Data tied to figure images

=-=-=-=-=

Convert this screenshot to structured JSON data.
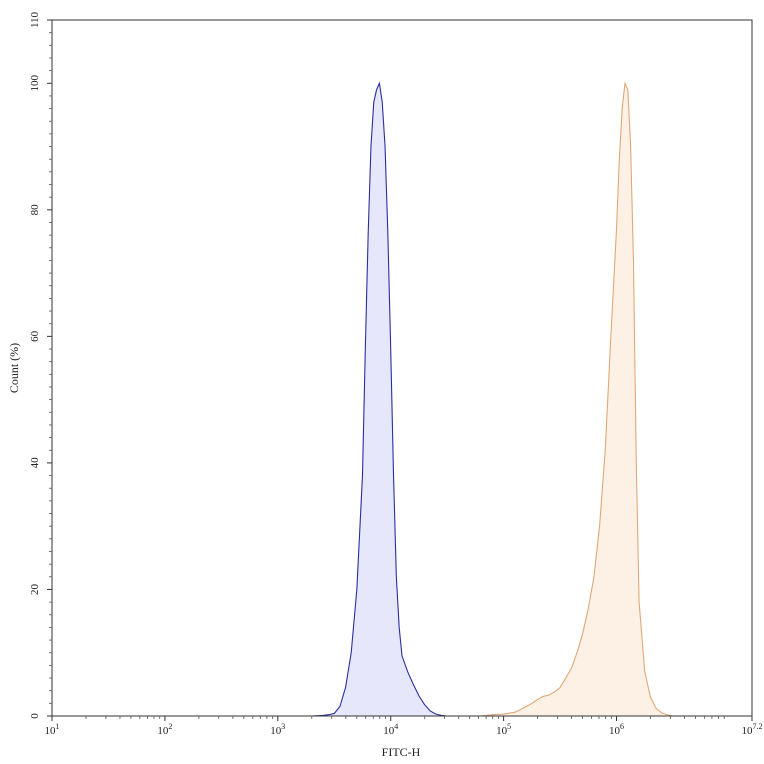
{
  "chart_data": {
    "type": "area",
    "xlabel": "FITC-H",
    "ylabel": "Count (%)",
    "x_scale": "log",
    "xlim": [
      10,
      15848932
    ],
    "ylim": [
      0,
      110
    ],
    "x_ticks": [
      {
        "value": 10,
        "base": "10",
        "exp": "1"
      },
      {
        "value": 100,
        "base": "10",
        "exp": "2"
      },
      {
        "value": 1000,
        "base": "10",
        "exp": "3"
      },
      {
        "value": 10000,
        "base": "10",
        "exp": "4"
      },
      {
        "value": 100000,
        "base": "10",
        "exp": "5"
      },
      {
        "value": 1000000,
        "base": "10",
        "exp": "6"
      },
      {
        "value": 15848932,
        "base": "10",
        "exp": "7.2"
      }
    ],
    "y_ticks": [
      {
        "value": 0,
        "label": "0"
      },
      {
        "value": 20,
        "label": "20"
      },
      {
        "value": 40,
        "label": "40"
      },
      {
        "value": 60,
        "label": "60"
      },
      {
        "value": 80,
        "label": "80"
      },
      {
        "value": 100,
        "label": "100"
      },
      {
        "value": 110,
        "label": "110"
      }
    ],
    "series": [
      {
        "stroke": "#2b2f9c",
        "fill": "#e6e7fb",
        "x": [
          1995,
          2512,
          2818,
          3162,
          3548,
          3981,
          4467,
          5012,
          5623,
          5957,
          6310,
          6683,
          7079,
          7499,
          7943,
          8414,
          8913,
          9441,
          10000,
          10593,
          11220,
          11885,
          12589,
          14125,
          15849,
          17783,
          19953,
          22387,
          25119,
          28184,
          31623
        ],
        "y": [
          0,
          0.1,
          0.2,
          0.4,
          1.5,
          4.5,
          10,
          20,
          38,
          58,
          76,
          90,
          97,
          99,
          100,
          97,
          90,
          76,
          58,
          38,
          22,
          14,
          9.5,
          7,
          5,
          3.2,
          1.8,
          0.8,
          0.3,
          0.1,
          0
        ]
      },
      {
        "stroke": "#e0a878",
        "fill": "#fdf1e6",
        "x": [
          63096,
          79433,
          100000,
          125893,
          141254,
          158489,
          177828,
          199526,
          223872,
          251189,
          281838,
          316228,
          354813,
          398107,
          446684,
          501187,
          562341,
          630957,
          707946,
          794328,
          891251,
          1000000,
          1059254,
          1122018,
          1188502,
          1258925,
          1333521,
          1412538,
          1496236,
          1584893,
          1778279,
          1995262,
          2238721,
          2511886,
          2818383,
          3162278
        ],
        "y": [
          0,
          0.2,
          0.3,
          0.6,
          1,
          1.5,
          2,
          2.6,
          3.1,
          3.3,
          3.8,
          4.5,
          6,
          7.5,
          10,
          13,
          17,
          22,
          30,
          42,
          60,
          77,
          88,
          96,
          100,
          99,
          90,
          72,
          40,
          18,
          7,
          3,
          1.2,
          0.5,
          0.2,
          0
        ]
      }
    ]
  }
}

=-=-=-=-=

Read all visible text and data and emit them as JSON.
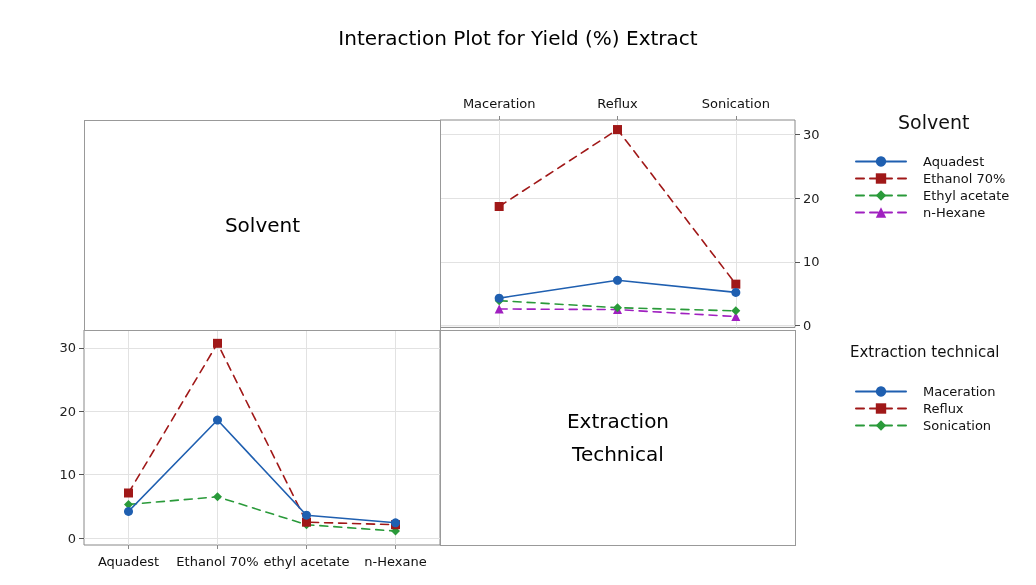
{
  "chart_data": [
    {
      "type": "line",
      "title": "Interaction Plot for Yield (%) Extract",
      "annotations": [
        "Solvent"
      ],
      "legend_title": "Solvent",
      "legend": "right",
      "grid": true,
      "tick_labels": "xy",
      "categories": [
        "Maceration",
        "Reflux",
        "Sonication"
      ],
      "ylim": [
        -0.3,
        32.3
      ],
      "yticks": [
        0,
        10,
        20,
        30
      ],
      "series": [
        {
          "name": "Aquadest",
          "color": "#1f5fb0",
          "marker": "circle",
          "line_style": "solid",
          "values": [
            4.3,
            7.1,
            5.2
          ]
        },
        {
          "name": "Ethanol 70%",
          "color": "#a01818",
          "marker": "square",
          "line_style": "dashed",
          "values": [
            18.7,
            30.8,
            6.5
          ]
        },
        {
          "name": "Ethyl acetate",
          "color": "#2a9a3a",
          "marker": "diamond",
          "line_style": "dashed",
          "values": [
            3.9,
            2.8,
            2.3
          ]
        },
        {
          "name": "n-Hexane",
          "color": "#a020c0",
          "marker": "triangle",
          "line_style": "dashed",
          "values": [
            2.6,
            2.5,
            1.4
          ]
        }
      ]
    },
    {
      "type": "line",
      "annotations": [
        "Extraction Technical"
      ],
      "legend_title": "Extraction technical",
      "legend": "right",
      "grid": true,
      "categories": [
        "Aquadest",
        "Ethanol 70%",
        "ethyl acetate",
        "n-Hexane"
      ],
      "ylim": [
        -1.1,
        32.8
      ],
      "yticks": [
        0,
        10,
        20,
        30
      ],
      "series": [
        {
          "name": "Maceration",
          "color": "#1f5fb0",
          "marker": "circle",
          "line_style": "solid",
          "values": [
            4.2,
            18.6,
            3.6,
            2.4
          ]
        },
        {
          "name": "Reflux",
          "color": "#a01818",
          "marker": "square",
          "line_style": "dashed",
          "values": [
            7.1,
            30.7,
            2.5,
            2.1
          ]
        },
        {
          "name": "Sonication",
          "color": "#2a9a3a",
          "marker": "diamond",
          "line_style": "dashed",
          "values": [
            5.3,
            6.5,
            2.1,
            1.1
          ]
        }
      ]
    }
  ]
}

=-=-=-=-=

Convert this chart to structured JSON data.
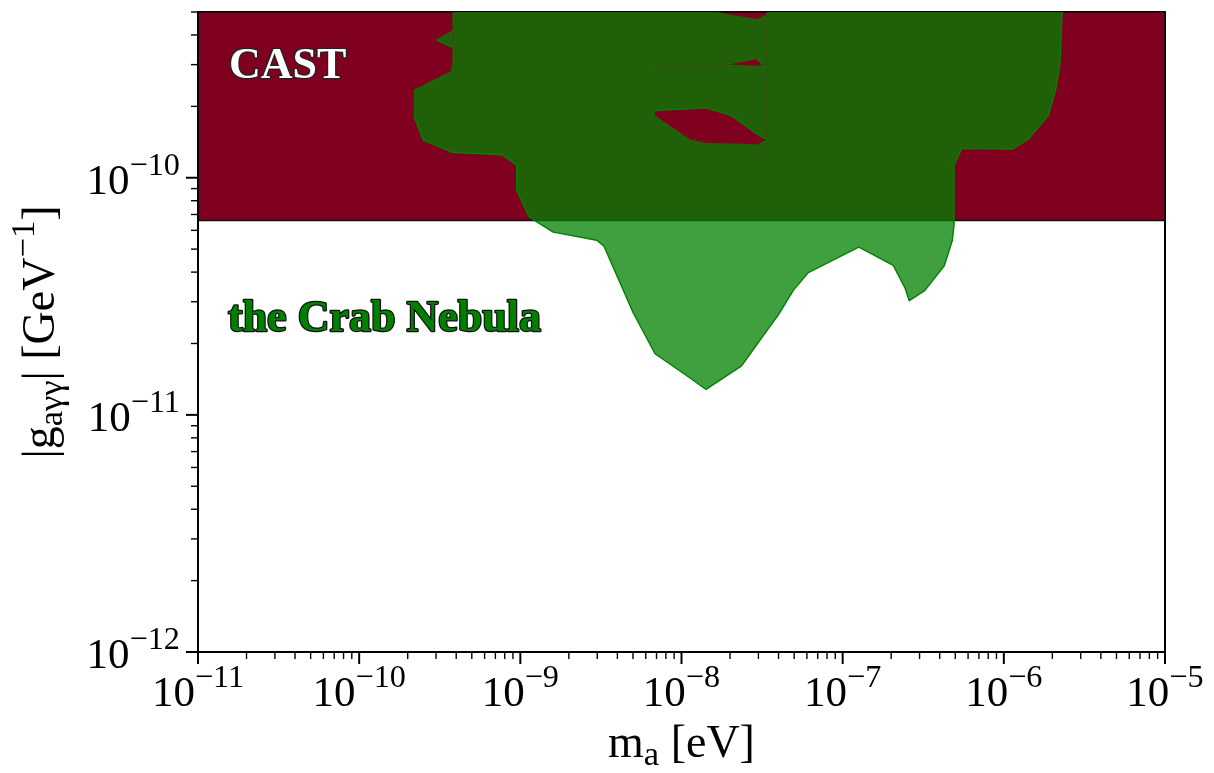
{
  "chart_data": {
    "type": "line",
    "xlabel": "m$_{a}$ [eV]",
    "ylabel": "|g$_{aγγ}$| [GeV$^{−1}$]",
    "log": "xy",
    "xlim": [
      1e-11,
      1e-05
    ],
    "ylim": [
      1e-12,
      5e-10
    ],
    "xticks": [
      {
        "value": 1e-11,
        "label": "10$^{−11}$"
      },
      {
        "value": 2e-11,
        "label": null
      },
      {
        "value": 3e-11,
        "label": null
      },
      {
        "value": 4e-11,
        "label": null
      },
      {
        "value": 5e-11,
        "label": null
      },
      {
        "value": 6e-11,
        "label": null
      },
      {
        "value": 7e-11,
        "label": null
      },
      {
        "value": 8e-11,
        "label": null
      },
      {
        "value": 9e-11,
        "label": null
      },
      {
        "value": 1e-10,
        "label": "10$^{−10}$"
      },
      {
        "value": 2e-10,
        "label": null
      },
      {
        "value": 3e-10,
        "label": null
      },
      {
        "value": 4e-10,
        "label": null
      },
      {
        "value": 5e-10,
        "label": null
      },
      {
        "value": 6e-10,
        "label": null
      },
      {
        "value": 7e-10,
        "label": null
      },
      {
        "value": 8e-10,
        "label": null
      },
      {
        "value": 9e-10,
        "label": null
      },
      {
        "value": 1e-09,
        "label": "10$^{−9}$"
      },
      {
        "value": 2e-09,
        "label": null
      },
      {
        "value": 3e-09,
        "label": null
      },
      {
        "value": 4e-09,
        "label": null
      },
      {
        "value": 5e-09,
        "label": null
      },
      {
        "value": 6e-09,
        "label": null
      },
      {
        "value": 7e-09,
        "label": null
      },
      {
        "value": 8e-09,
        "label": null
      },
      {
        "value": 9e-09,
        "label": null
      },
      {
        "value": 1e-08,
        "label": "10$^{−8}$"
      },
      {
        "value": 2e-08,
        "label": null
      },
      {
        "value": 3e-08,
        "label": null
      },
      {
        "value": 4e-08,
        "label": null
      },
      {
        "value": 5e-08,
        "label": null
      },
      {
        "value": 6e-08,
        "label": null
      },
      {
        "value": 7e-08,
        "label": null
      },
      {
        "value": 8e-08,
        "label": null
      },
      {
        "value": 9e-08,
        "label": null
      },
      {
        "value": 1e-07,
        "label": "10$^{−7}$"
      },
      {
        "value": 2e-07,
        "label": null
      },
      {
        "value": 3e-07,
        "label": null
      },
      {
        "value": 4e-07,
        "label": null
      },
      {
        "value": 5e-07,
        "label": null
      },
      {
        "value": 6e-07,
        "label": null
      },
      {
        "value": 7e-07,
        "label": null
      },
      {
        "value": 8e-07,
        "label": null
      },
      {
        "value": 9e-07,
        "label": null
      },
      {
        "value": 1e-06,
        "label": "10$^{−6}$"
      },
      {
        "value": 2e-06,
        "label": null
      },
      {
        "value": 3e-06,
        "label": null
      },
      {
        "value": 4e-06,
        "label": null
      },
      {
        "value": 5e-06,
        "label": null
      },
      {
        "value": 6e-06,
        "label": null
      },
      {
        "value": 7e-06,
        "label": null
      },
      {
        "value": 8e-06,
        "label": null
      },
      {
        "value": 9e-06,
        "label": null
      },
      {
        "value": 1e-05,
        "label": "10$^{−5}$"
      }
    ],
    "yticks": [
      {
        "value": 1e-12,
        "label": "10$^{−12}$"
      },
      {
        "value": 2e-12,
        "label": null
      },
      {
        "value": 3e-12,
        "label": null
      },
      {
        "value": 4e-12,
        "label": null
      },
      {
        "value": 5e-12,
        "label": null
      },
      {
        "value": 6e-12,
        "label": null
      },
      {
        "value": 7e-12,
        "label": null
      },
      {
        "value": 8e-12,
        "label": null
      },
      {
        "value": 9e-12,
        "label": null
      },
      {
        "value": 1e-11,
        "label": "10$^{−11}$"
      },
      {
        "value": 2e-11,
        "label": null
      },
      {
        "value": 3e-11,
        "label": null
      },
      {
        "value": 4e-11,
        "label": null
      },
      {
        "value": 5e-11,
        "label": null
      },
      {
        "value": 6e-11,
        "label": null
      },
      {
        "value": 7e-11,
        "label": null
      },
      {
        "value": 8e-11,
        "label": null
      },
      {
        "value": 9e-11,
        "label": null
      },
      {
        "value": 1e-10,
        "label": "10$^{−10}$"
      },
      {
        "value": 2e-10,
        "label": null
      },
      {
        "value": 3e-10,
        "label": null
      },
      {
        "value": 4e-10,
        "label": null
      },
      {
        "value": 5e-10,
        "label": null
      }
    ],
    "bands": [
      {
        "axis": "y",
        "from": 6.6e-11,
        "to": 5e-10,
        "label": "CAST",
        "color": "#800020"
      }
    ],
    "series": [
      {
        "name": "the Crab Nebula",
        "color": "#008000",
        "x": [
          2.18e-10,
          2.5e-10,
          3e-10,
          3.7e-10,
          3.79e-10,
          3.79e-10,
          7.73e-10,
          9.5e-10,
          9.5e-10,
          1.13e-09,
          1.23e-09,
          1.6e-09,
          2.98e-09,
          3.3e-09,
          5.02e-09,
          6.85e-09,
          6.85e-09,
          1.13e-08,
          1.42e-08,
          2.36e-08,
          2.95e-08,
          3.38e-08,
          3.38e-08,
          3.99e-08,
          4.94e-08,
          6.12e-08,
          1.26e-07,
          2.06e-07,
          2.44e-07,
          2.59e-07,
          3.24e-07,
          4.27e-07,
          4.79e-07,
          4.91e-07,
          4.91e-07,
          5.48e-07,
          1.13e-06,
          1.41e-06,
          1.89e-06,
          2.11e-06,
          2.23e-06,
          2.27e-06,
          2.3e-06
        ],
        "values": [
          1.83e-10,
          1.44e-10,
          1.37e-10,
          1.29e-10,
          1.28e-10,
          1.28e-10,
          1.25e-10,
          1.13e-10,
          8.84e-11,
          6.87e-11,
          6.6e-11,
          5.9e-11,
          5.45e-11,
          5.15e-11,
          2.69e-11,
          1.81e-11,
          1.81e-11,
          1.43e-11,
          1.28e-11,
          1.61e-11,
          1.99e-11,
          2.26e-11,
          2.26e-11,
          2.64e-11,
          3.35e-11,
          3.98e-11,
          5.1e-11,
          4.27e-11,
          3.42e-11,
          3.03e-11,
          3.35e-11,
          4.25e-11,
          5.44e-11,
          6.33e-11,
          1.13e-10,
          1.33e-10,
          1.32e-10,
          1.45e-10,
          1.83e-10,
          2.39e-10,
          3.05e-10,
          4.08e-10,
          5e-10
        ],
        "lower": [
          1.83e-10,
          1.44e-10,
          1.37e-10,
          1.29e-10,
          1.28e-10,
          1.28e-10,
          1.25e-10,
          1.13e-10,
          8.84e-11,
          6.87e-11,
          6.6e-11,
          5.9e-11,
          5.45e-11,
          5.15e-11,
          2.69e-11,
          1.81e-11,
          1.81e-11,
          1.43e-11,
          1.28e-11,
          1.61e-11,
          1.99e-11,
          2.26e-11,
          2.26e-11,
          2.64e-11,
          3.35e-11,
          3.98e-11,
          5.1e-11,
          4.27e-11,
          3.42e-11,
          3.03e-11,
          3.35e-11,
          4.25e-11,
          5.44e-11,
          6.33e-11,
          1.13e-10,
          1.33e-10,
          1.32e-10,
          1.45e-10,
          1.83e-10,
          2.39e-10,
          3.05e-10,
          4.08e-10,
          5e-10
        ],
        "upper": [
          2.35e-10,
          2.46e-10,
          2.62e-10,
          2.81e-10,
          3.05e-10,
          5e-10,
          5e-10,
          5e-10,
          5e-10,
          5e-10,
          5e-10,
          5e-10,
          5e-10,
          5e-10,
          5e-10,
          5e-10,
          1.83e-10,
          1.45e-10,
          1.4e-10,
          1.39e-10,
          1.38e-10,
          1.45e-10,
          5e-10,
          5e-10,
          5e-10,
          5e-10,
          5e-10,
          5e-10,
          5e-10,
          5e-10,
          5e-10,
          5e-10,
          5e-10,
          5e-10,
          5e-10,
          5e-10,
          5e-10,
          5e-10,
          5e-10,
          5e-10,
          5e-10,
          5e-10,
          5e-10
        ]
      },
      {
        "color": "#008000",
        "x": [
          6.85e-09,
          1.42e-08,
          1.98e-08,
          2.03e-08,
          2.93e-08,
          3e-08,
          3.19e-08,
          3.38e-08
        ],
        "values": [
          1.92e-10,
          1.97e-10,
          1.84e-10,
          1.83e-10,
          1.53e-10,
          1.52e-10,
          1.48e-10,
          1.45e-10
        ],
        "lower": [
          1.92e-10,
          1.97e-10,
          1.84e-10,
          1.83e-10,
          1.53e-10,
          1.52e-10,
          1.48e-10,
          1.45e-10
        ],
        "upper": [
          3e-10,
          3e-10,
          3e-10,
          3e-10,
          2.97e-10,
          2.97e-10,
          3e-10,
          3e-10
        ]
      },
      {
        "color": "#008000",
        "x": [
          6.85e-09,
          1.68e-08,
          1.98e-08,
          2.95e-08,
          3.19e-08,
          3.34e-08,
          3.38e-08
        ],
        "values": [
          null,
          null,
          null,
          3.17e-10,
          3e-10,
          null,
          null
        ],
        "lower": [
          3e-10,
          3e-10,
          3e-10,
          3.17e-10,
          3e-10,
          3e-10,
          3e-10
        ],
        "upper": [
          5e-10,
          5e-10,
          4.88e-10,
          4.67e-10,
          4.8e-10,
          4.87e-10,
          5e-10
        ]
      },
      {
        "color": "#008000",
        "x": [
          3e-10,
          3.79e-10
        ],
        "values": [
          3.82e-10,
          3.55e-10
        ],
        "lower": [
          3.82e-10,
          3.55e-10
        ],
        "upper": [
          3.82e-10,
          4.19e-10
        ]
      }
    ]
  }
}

=-=-=-=-=

**Directive**
Return from the data every line that holds "JSON".

**Completed exercise**
Convert this screenshot to structured JSON data.
Read all visible text and data and emit them as JSON.
Convert this chart to structured JSON data.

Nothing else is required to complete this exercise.